▸ **Exercise instructions**: Copy out each line that has "زاریش" in it.

▸ **Dataset entries**:
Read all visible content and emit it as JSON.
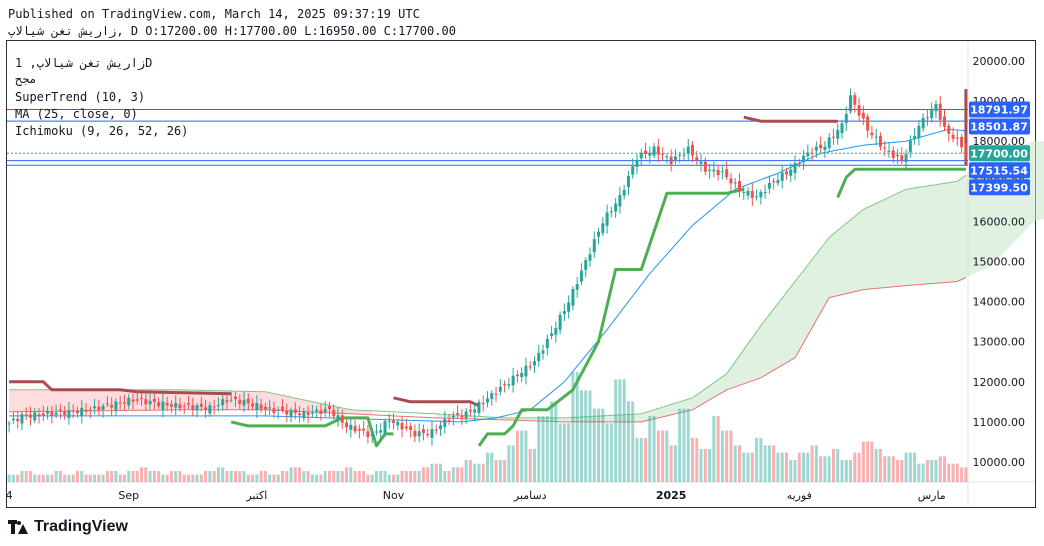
{
  "header": {
    "published": "Published on TradingView.com, March 14, 2025 09:37:19 UTC",
    "ohlc": "زاریش تغن شیالاپ, D O:17200.00 H:17700.00 L:16950.00 C:17700.00"
  },
  "legend": {
    "symbol": "زاریش تغن شیالاپ, 1D",
    "exchange": "مجح",
    "supertrend": "SuperTrend (10, 3)",
    "ma": "MA (25, close, 0)",
    "ichimoku": "Ichimoku (9, 26, 52, 26)"
  },
  "brand": {
    "name": "TradingView"
  },
  "colors": {
    "up": "#26a69a",
    "down": "#ef5350",
    "supertrend_up": "#4caf50",
    "supertrend_down": "#a84c50",
    "ma": "#2196f3",
    "cloud_green": "#c8e6c9",
    "cloud_red": "#ffcdd2",
    "label_blue": "#2962ff",
    "label_green": "#26a69a"
  },
  "chart_data": {
    "type": "candlestick",
    "y_axis": {
      "min": 9500,
      "max": 20500,
      "ticks": [
        10000,
        11000,
        12000,
        13000,
        14000,
        15000,
        16000,
        17000,
        18000,
        19000,
        20000
      ],
      "tick_labels": [
        "10000.00",
        "11000.00",
        "12000.00",
        "13000.00",
        "14000.00",
        "15000.00",
        "16000.00",
        "17000.00",
        "18000.00",
        "19000.00",
        "20000.00"
      ]
    },
    "x_axis": {
      "labels": [
        "4",
        "Sep",
        "اکتبر",
        "Nov",
        "دسامبر",
        "2025",
        "فوریه",
        "مارس"
      ],
      "label_bar_index": [
        0,
        28,
        58,
        90,
        122,
        155,
        185,
        216
      ]
    },
    "price_labels": [
      {
        "value": 18791.97,
        "text": "18791.97",
        "color": "#2962ff"
      },
      {
        "value": 18501.87,
        "text": "18501.87",
        "color": "#2962ff"
      },
      {
        "value": 17700.0,
        "text": "17700.00",
        "color": "#26a69a"
      },
      {
        "value": 17515.54,
        "text": "17515.54",
        "color": "#2962ff"
      },
      {
        "value": 17399.5,
        "text": "17399.50",
        "color": "#2962ff"
      }
    ],
    "bars_count": 225,
    "price_path": [
      [
        0,
        10900
      ],
      [
        4,
        11150
      ],
      [
        10,
        11200
      ],
      [
        20,
        11300
      ],
      [
        30,
        11550
      ],
      [
        40,
        11400
      ],
      [
        48,
        11350
      ],
      [
        52,
        11550
      ],
      [
        56,
        11500
      ],
      [
        62,
        11300
      ],
      [
        70,
        11200
      ],
      [
        76,
        11300
      ],
      [
        80,
        10900
      ],
      [
        86,
        10650
      ],
      [
        90,
        11050
      ],
      [
        96,
        10700
      ],
      [
        100,
        10750
      ],
      [
        104,
        11100
      ],
      [
        108,
        11200
      ],
      [
        112,
        11500
      ],
      [
        118,
        12000
      ],
      [
        124,
        12500
      ],
      [
        128,
        13200
      ],
      [
        132,
        14000
      ],
      [
        136,
        15000
      ],
      [
        140,
        16000
      ],
      [
        144,
        16600
      ],
      [
        148,
        17600
      ],
      [
        152,
        17800
      ],
      [
        156,
        17500
      ],
      [
        160,
        17800
      ],
      [
        164,
        17300
      ],
      [
        168,
        17200
      ],
      [
        172,
        16800
      ],
      [
        176,
        16600
      ],
      [
        180,
        17000
      ],
      [
        184,
        17300
      ],
      [
        188,
        17700
      ],
      [
        192,
        17900
      ],
      [
        196,
        18400
      ],
      [
        198,
        19100
      ],
      [
        202,
        18300
      ],
      [
        206,
        17800
      ],
      [
        210,
        17500
      ],
      [
        214,
        18400
      ],
      [
        218,
        18900
      ],
      [
        220,
        18300
      ],
      [
        224,
        17900
      ],
      [
        226,
        17400
      ],
      [
        228,
        17200
      ],
      [
        230,
        17700
      ]
    ],
    "ma_path": [
      [
        0,
        11150
      ],
      [
        30,
        11150
      ],
      [
        60,
        11150
      ],
      [
        90,
        11050
      ],
      [
        106,
        11000
      ],
      [
        114,
        11100
      ],
      [
        122,
        11300
      ],
      [
        130,
        12000
      ],
      [
        140,
        13300
      ],
      [
        150,
        14700
      ],
      [
        160,
        15900
      ],
      [
        170,
        16800
      ],
      [
        180,
        17200
      ],
      [
        190,
        17700
      ],
      [
        200,
        17900
      ],
      [
        210,
        18000
      ],
      [
        220,
        18300
      ],
      [
        230,
        18200
      ]
    ],
    "supertrend_segments": [
      {
        "dir": "down",
        "points": [
          [
            0,
            12000
          ],
          [
            8,
            12000
          ],
          [
            10,
            11800
          ],
          [
            26,
            11800
          ],
          [
            30,
            11750
          ],
          [
            52,
            11700
          ]
        ]
      },
      {
        "dir": "up",
        "points": [
          [
            52,
            11000
          ],
          [
            56,
            10900
          ],
          [
            74,
            10900
          ],
          [
            78,
            11100
          ],
          [
            84,
            11100
          ],
          [
            86,
            10400
          ],
          [
            88,
            10700
          ],
          [
            90,
            10700
          ]
        ]
      },
      {
        "dir": "down",
        "points": [
          [
            90,
            11600
          ],
          [
            94,
            11500
          ],
          [
            108,
            11500
          ],
          [
            110,
            11400
          ]
        ]
      },
      {
        "dir": "up",
        "points": [
          [
            110,
            10400
          ],
          [
            112,
            10700
          ],
          [
            116,
            10700
          ],
          [
            118,
            10900
          ],
          [
            120,
            11300
          ],
          [
            126,
            11300
          ],
          [
            132,
            11800
          ],
          [
            138,
            13000
          ],
          [
            142,
            14800
          ],
          [
            148,
            14800
          ],
          [
            154,
            16700
          ],
          [
            168,
            16700
          ],
          [
            172,
            16800
          ]
        ]
      },
      {
        "dir": "down",
        "points": [
          [
            172,
            18600
          ],
          [
            176,
            18500
          ],
          [
            194,
            18500
          ]
        ]
      },
      {
        "dir": "up",
        "points": [
          [
            194,
            16600
          ],
          [
            196,
            17100
          ],
          [
            198,
            17300
          ],
          [
            202,
            17300
          ],
          [
            226,
            17300
          ]
        ]
      },
      {
        "dir": "down",
        "points": [
          [
            226,
            17400
          ],
          [
            228,
            19300
          ],
          [
            230,
            19300
          ]
        ]
      }
    ],
    "cloud_upper": [
      [
        0,
        11800
      ],
      [
        40,
        11800
      ],
      [
        60,
        11750
      ],
      [
        80,
        11300
      ],
      [
        100,
        11200
      ],
      [
        116,
        11100
      ],
      [
        130,
        11100
      ],
      [
        148,
        11200
      ],
      [
        160,
        11600
      ],
      [
        168,
        12200
      ],
      [
        176,
        13400
      ],
      [
        184,
        14500
      ],
      [
        192,
        15600
      ],
      [
        200,
        16300
      ],
      [
        210,
        16800
      ],
      [
        222,
        17000
      ],
      [
        230,
        17600
      ],
      [
        240,
        18000
      ],
      [
        250,
        18000
      ]
    ],
    "cloud_lower": [
      [
        0,
        11250
      ],
      [
        40,
        11300
      ],
      [
        60,
        11300
      ],
      [
        80,
        11200
      ],
      [
        100,
        11100
      ],
      [
        116,
        11050
      ],
      [
        130,
        11000
      ],
      [
        148,
        11000
      ],
      [
        160,
        11300
      ],
      [
        168,
        11800
      ],
      [
        176,
        12100
      ],
      [
        184,
        12600
      ],
      [
        192,
        14100
      ],
      [
        200,
        14300
      ],
      [
        210,
        14400
      ],
      [
        222,
        14500
      ],
      [
        230,
        14900
      ],
      [
        240,
        16000
      ],
      [
        250,
        16300
      ]
    ],
    "volume_profile": [
      2,
      3,
      2,
      2,
      3,
      2,
      3,
      2,
      2,
      3,
      2,
      3,
      4,
      3,
      2,
      3,
      2,
      2,
      3,
      4,
      3,
      3,
      2,
      3,
      2,
      3,
      4,
      3,
      2,
      3,
      3,
      4,
      3,
      2,
      3,
      2,
      3,
      3,
      4,
      5,
      3,
      4,
      6,
      5,
      8,
      6,
      10,
      14,
      9,
      18,
      22,
      16,
      30,
      25,
      20,
      16,
      28,
      22,
      12,
      18,
      14,
      10,
      20,
      12,
      9,
      18,
      14,
      10,
      8,
      12,
      10,
      8,
      6,
      8,
      10,
      7,
      9,
      6,
      8,
      11,
      9,
      7,
      6,
      8,
      5,
      6,
      7,
      5,
      4
    ]
  }
}
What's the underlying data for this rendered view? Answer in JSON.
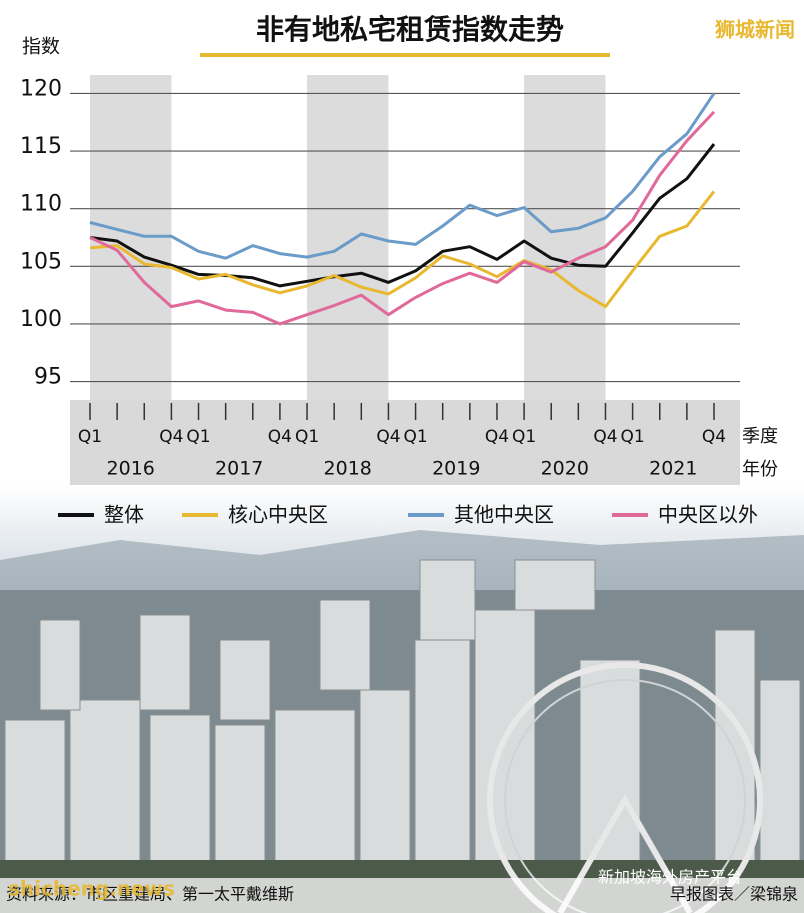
{
  "chart_data": {
    "type": "line",
    "title": "非有地私宅租赁指数走势",
    "y_label": "指数",
    "x_label": "季度",
    "year_label": "年份",
    "categories": [
      "Q1",
      null,
      null,
      "Q4",
      "Q1",
      null,
      null,
      "Q4",
      "Q1",
      null,
      null,
      "Q4",
      "Q1",
      null,
      null,
      "Q4",
      "Q1",
      null,
      null,
      "Q4",
      "Q1",
      null,
      null,
      "Q4"
    ],
    "years": [
      "2016",
      "2017",
      "2018",
      "2019",
      "2020",
      "2021"
    ],
    "ylim": [
      93.4,
      121.6
    ],
    "yticks": [
      95,
      100,
      105,
      110,
      115,
      120
    ],
    "grid": true,
    "series": [
      {
        "name": "整体",
        "color": "#111111",
        "values": [
          107.5,
          107.2,
          105.8,
          105.1,
          104.3,
          104.2,
          104.0,
          103.3,
          103.7,
          104.1,
          104.4,
          103.6,
          104.6,
          106.3,
          106.7,
          105.6,
          107.2,
          105.7,
          105.1,
          105.0,
          107.9,
          110.9,
          112.6,
          115.6
        ]
      },
      {
        "name": "核心中央区",
        "color": "#e8b830",
        "values": [
          106.6,
          106.8,
          105.2,
          104.9,
          103.9,
          104.3,
          103.4,
          102.7,
          103.3,
          104.2,
          103.2,
          102.6,
          104.0,
          105.9,
          105.2,
          104.1,
          105.5,
          104.7,
          102.9,
          101.5,
          104.6,
          107.6,
          108.5,
          111.5
        ]
      },
      {
        "name": "其他中央区",
        "color": "#6a9bc9",
        "values": [
          108.8,
          108.2,
          107.6,
          107.6,
          106.3,
          105.7,
          106.8,
          106.1,
          105.8,
          106.3,
          107.8,
          107.2,
          106.9,
          108.5,
          110.3,
          109.4,
          110.1,
          108.0,
          108.3,
          109.2,
          111.5,
          114.5,
          116.5,
          120.0
        ]
      },
      {
        "name": "中央区以外",
        "color": "#e0699a",
        "values": [
          107.5,
          106.4,
          103.6,
          101.5,
          102.0,
          101.2,
          101.0,
          100.0,
          100.8,
          101.6,
          102.5,
          100.8,
          102.3,
          103.5,
          104.4,
          103.6,
          105.4,
          104.5,
          105.7,
          106.7,
          109.0,
          112.9,
          115.9,
          118.4
        ]
      }
    ]
  },
  "page": {
    "watermark": "狮城新闻",
    "source": "资料来源：市区重建局、第一太平戴维斯",
    "credit": "早报图表／梁锦泉",
    "site_watermark": "shicheng.news",
    "platform_watermark": "新加坡海外房产平台"
  }
}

▸ **Solved exercise**:
    "ohlc": "زاریش تغن شیالاپ, D O:17200.00 H:17700.00 L:16950.00 C:17700.00"
    "symbol": "زاریش تغن شیالاپ, 1D",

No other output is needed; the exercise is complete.